Write out the material exactly, leaving every picture behind.

::: THE INPUT

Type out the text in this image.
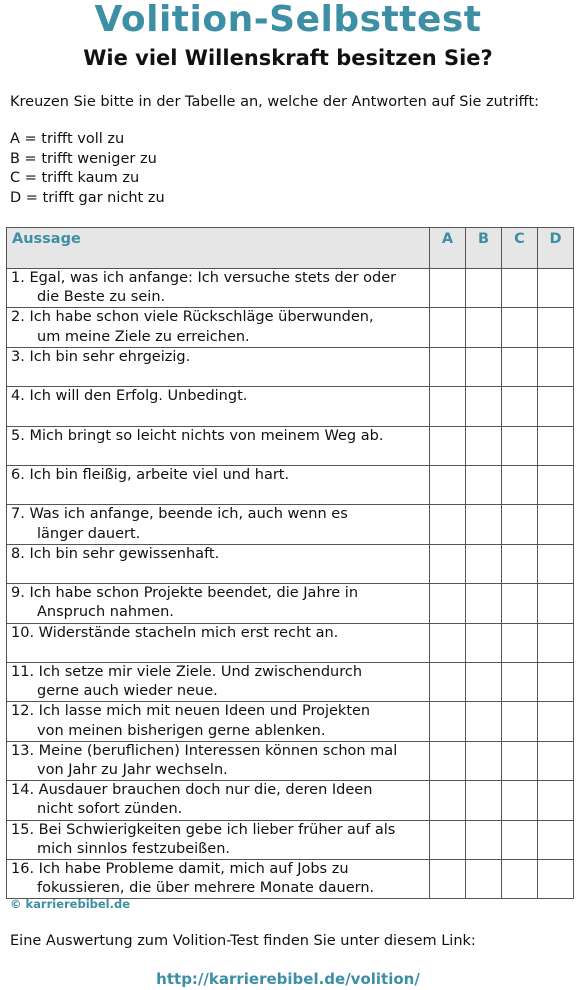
Volition-Selbsttest
Wie viel Willenskraft besitzen Sie?
Kreuzen Sie bitte in der Tabelle an, welche der Antworten auf Sie zutrifft:
A = trifft voll zu
B = trifft weniger zu
C = trifft kaum zu
D = trifft gar nicht zu
Aussage	A	B	C	D

1. Egal, was ich anfange: Ich versuche stets der oder
die Beste zu sein.				

2. Ich habe schon viele Rückschläge überwunden,
um meine Ziele zu erreichen.				

3. Ich bin sehr ehrgeizig.				

4. Ich will den Erfolg. Unbedingt.				

5. Mich bringt so leicht nichts von meinem Weg ab.				

6. Ich bin fleißig, arbeite viel und hart.				

7. Was ich anfange, beende ich, auch wenn es
länger dauert.				

8. Ich bin sehr gewissenhaft.				

9. Ich habe schon Projekte beendet, die Jahre in
Anspruch nahmen.				

10. Widerstände stacheln mich erst recht an.				

11. Ich setze mir viele Ziele. Und zwischendurch
gerne auch wieder neue.				

12. Ich lasse mich mit neuen Ideen und Projekten
von meinen bisherigen gerne ablenken.				

13. Meine (beruflichen) Interessen können schon mal
von Jahr zu Jahr wechseln.				

14. Ausdauer brauchen doch nur die, deren Ideen
nicht sofort zünden.				

15. Bei Schwierigkeiten gebe ich lieber früher auf als
mich sinnlos festzubeißen.				

16. Ich habe Probleme damit, mich auf Jobs zu
fokussieren, die über mehrere Monate dauern.				

© karrierebibel.de
Eine Auswertung zum Volition-Test finden Sie unter diesem Link:
http://karrierebibel.de/volition/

::::::

→ RESPONSE TO THE EXERCISE
Type out the text in this image.
Volition-Selbsttest
Wie viel Willenskraft besitzen Sie?
Kreuzen Sie bitte in der Tabelle an, welche der Antworten auf Sie zutrifft:
A = trifft voll zu
B = trifft weniger zu
C = trifft kaum zu
D = trifft gar nicht zu
Aussage	A	B	C	D

1. Egal, was ich anfange: Ich versuche stets der oder
die Beste zu sein.				

2. Ich habe schon viele Rückschläge überwunden,
um meine Ziele zu erreichen.				

3. Ich bin sehr ehrgeizig.				

4. Ich will den Erfolg. Unbedingt.				

5. Mich bringt so leicht nichts von meinem Weg ab.				

6. Ich bin fleißig, arbeite viel und hart.				

7. Was ich anfange, beende ich, auch wenn es
länger dauert.				

8. Ich bin sehr gewissenhaft.				

9. Ich habe schon Projekte beendet, die Jahre in
Anspruch nahmen.				

10. Widerstände stacheln mich erst recht an.				

11. Ich setze mir viele Ziele. Und zwischendurch
gerne auch wieder neue.				

12. Ich lasse mich mit neuen Ideen und Projekten
von meinen bisherigen gerne ablenken.				

13. Meine (beruflichen) Interessen können schon mal
von Jahr zu Jahr wechseln.				

14. Ausdauer brauchen doch nur die, deren Ideen
nicht sofort zünden.				

15. Bei Schwierigkeiten gebe ich lieber früher auf als
mich sinnlos festzubeißen.				

16. Ich habe Probleme damit, mich auf Jobs zu
fokussieren, die über mehrere Monate dauern.				

© karrierebibel.de
Eine Auswertung zum Volition-Test finden Sie unter diesem Link:
http://karrierebibel.de/volition/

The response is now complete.